[IL PROBLEMA]: Estrai dall'elenco ogni riga che contiene la stringa "border", rispettando maiuscole e minuscole.

[VOCI]:

════

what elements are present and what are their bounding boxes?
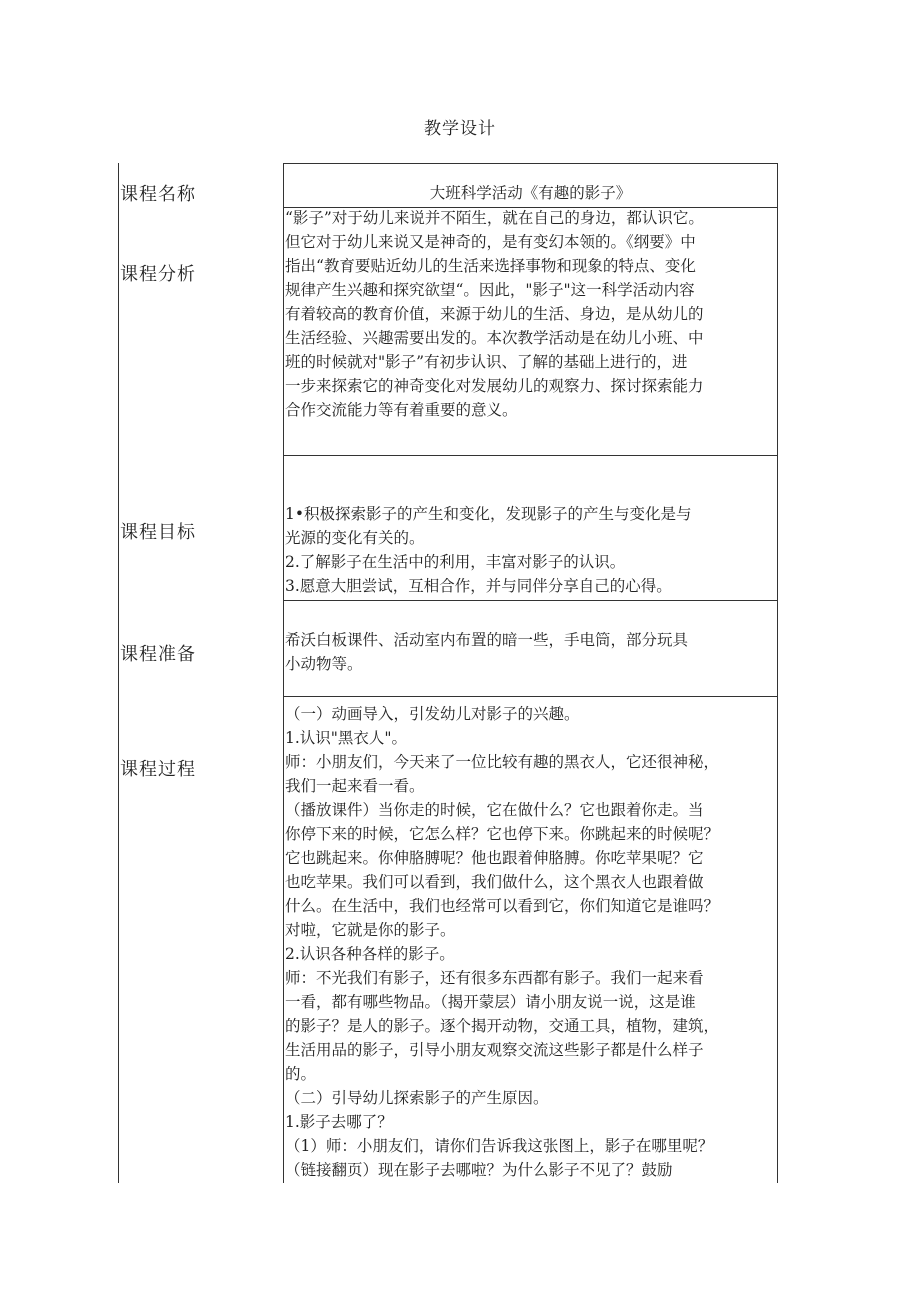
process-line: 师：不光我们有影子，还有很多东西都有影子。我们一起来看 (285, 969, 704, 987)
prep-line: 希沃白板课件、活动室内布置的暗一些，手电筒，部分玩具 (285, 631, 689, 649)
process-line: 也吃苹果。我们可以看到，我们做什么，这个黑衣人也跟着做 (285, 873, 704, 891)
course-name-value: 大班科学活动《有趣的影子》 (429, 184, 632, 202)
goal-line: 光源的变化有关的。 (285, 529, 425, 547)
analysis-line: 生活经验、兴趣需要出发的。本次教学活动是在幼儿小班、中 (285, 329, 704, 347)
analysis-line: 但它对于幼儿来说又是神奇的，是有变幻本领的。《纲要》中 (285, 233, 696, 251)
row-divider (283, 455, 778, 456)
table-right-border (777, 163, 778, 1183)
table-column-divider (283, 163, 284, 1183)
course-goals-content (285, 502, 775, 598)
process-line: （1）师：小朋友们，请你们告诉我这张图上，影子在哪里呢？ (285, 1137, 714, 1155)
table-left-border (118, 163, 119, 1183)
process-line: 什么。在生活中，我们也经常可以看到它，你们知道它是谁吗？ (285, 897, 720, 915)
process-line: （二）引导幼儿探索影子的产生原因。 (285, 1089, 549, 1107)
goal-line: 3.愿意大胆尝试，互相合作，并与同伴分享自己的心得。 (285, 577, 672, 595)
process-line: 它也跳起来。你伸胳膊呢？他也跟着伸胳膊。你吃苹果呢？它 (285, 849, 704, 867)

════

[ESERCIZIO SVOLTO]:
table-right-border (777, 163, 778, 1183)
table-left-border (118, 163, 119, 1183)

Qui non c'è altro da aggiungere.